§ **DESCRIPTION OF THE TASK**:
Transcribe all the entries word for word, skipping the pictures.

§ **EXERCISE MATERIALS**:
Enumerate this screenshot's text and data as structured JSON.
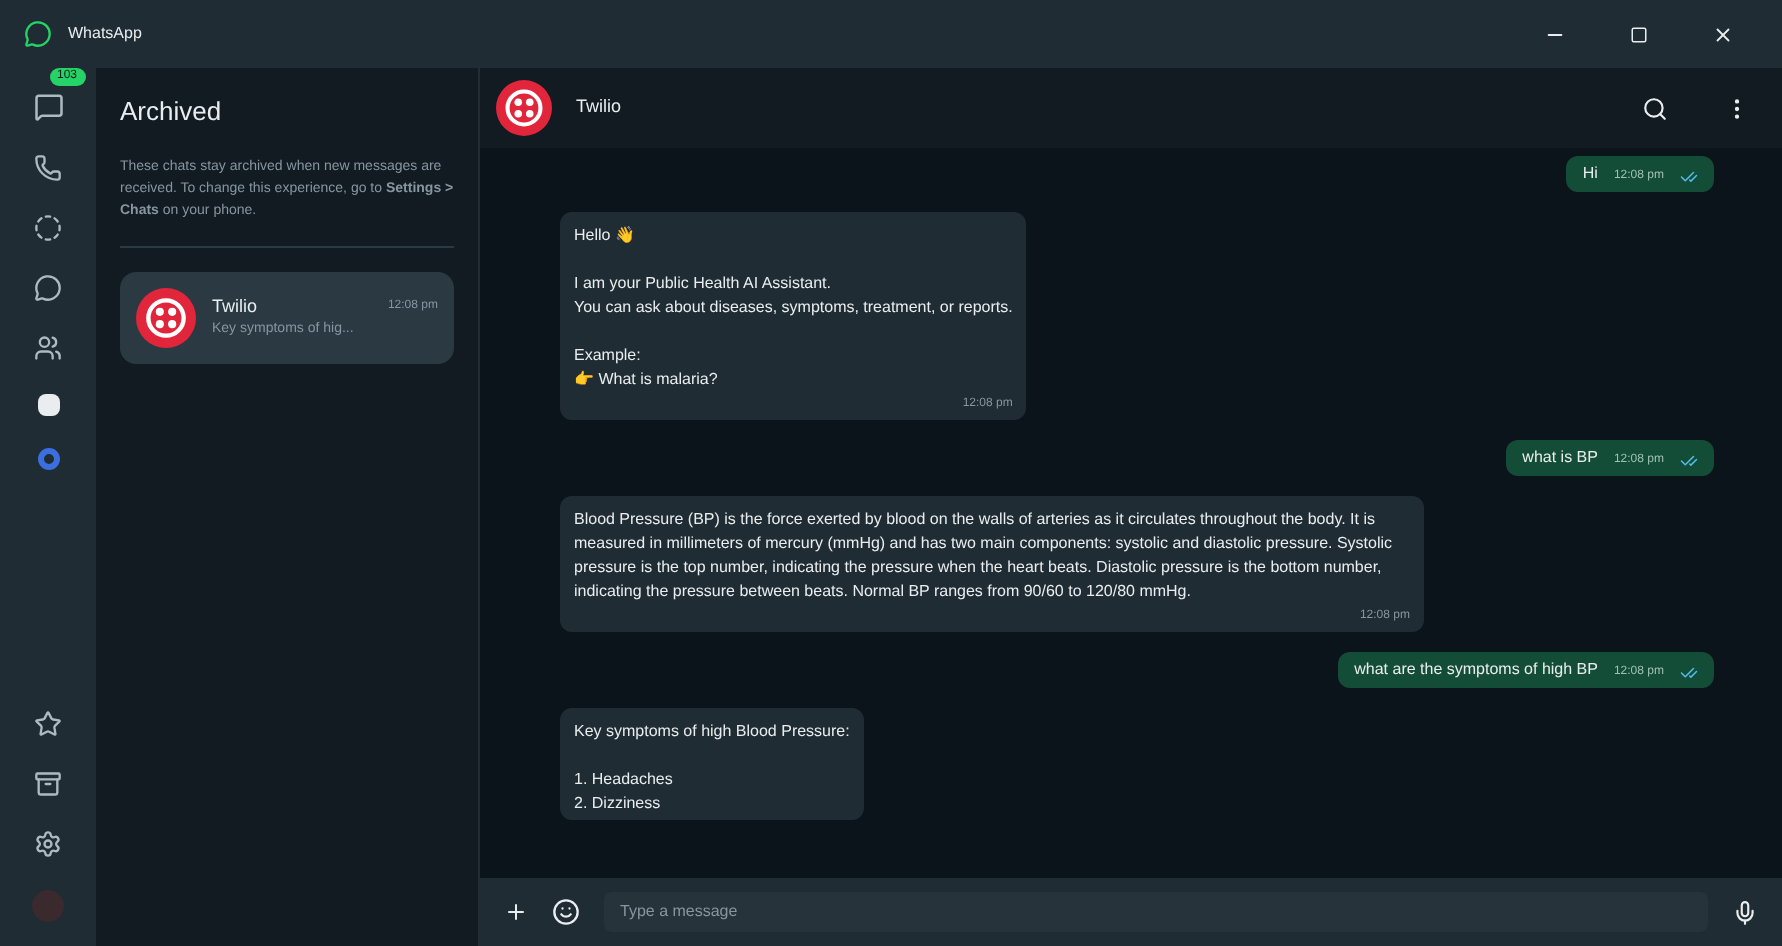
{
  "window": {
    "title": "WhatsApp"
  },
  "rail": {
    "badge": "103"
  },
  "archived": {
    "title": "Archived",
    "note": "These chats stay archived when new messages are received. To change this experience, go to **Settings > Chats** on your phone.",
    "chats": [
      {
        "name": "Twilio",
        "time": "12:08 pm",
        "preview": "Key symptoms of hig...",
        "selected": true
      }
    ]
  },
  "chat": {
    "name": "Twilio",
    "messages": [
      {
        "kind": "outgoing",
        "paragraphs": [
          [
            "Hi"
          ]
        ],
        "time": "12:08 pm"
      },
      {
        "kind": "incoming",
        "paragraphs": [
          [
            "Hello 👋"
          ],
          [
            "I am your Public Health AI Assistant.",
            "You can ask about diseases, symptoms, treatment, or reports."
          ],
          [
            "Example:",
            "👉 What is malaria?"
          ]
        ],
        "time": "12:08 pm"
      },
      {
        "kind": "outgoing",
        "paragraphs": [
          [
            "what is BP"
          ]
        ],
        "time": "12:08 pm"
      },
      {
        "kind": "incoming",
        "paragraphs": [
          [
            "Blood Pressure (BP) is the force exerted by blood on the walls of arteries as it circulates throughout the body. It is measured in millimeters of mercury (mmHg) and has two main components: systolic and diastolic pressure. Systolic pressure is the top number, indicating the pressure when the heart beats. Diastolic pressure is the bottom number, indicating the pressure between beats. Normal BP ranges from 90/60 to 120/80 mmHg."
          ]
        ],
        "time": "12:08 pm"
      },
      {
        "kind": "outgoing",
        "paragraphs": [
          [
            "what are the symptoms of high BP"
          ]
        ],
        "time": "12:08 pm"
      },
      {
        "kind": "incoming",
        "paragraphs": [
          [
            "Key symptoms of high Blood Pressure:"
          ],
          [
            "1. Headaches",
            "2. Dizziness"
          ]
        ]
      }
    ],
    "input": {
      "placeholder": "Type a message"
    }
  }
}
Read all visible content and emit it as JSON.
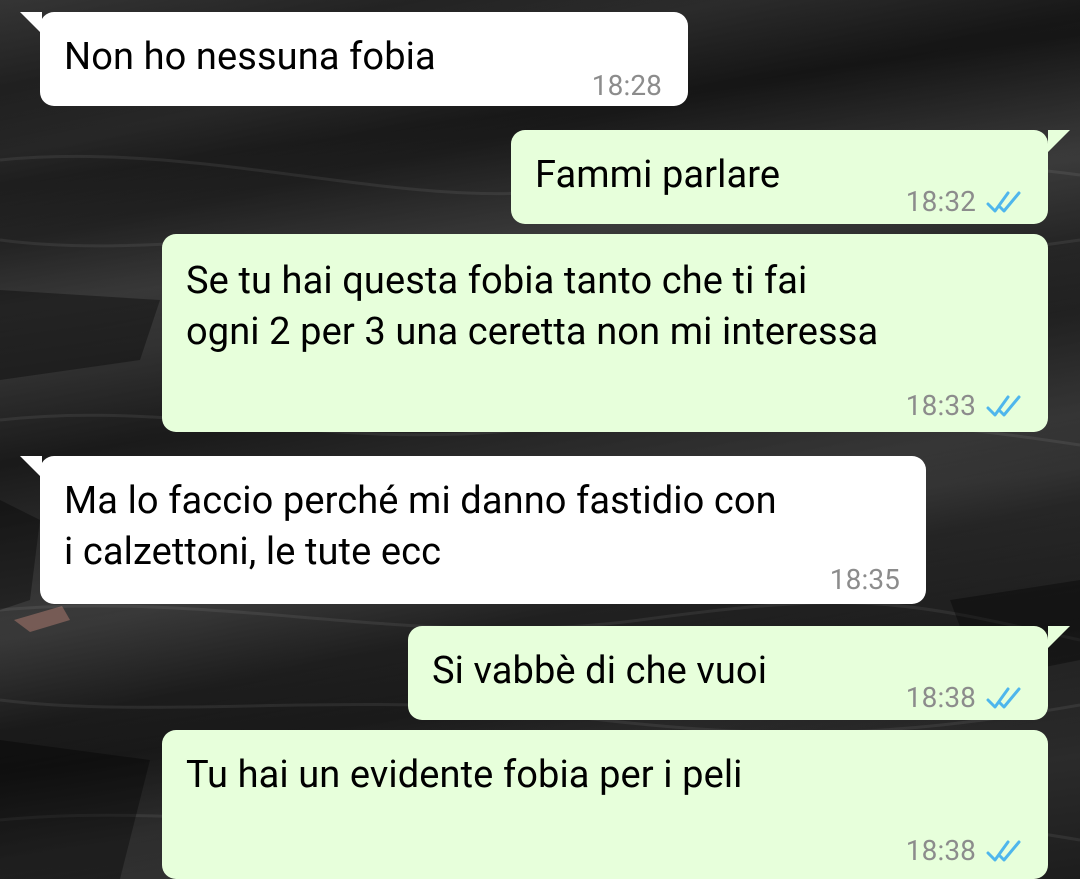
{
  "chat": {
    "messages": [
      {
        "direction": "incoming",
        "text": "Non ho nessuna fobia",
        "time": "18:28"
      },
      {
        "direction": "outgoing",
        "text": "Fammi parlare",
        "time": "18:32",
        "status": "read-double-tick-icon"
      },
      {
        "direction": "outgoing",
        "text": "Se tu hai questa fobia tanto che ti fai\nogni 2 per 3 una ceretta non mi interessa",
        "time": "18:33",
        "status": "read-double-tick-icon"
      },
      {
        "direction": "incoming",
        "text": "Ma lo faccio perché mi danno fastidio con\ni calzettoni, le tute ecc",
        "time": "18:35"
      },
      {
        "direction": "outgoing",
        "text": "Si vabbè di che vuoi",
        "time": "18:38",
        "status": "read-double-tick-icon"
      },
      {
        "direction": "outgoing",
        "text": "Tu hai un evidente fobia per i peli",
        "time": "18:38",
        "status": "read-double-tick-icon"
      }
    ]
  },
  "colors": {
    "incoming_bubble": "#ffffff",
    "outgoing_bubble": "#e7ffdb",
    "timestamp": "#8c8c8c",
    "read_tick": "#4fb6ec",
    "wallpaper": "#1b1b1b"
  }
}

§ **RESULT FOR THIS TASK**:
Enumerate this screenshot's text and data as structured JSON.
{
  "window": {
    "title": "WhatsApp"
  },
  "rail": {
    "badge": "103"
  },
  "archived": {
    "title": "Archived",
    "note": "These chats stay archived when new messages are received. To change this experience, go to **Settings > Chats** on your phone.",
    "chats": [
      {
        "name": "Twilio",
        "time": "12:08 pm",
        "preview": "Key symptoms of hig...",
        "selected": true
      }
    ]
  },
  "chat": {
    "name": "Twilio",
    "messages": [
      {
        "kind": "outgoing",
        "paragraphs": [
          [
            "Hi"
          ]
        ],
        "time": "12:08 pm"
      },
      {
        "kind": "incoming",
        "paragraphs": [
          [
            "Hello 👋"
          ],
          [
            "I am your Public Health AI Assistant.",
            "You can ask about diseases, symptoms, treatment, or reports."
          ],
          [
            "Example:",
            "👉 What is malaria?"
          ]
        ],
        "time": "12:08 pm"
      },
      {
        "kind": "outgoing",
        "paragraphs": [
          [
            "what is BP"
          ]
        ],
        "time": "12:08 pm"
      },
      {
        "kind": "incoming",
        "paragraphs": [
          [
            "Blood Pressure (BP) is the force exerted by blood on the walls of arteries as it circulates throughout the body. It is measured in millimeters of mercury (mmHg) and has two main components: systolic and diastolic pressure. Systolic pressure is the top number, indicating the pressure when the heart beats. Diastolic pressure is the bottom number, indicating the pressure between beats. Normal BP ranges from 90/60 to 120/80 mmHg."
          ]
        ],
        "time": "12:08 pm"
      },
      {
        "kind": "outgoing",
        "paragraphs": [
          [
            "what are the symptoms of high BP"
          ]
        ],
        "time": "12:08 pm"
      },
      {
        "kind": "incoming",
        "paragraphs": [
          [
            "Key symptoms of high Blood Pressure:"
          ],
          [
            "1. Headaches",
            "2. Dizziness"
          ]
        ]
      }
    ],
    "input": {
      "placeholder": "Type a message"
    }
  }
}
Read all visible content and emit it as JSON.
{
  "chat": {
    "messages": [
      {
        "direction": "incoming",
        "text": "Non ho nessuna fobia",
        "time": "18:28"
      },
      {
        "direction": "outgoing",
        "text": "Fammi parlare",
        "time": "18:32",
        "status": "read-double-tick-icon"
      },
      {
        "direction": "outgoing",
        "text": "Se tu hai questa fobia tanto che ti fai\nogni 2 per 3 una ceretta non mi interessa",
        "time": "18:33",
        "status": "read-double-tick-icon"
      },
      {
        "direction": "incoming",
        "text": "Ma lo faccio perché mi danno fastidio con\ni calzettoni, le tute ecc",
        "time": "18:35"
      },
      {
        "direction": "outgoing",
        "text": "Si vabbè di che vuoi",
        "time": "18:38",
        "status": "read-double-tick-icon"
      },
      {
        "direction": "outgoing",
        "text": "Tu hai un evidente fobia per i peli",
        "time": "18:38",
        "status": "read-double-tick-icon"
      }
    ]
  },
  "colors": {
    "incoming_bubble": "#ffffff",
    "outgoing_bubble": "#e7ffdb",
    "timestamp": "#8c8c8c",
    "read_tick": "#4fb6ec",
    "wallpaper": "#1b1b1b"
  }
}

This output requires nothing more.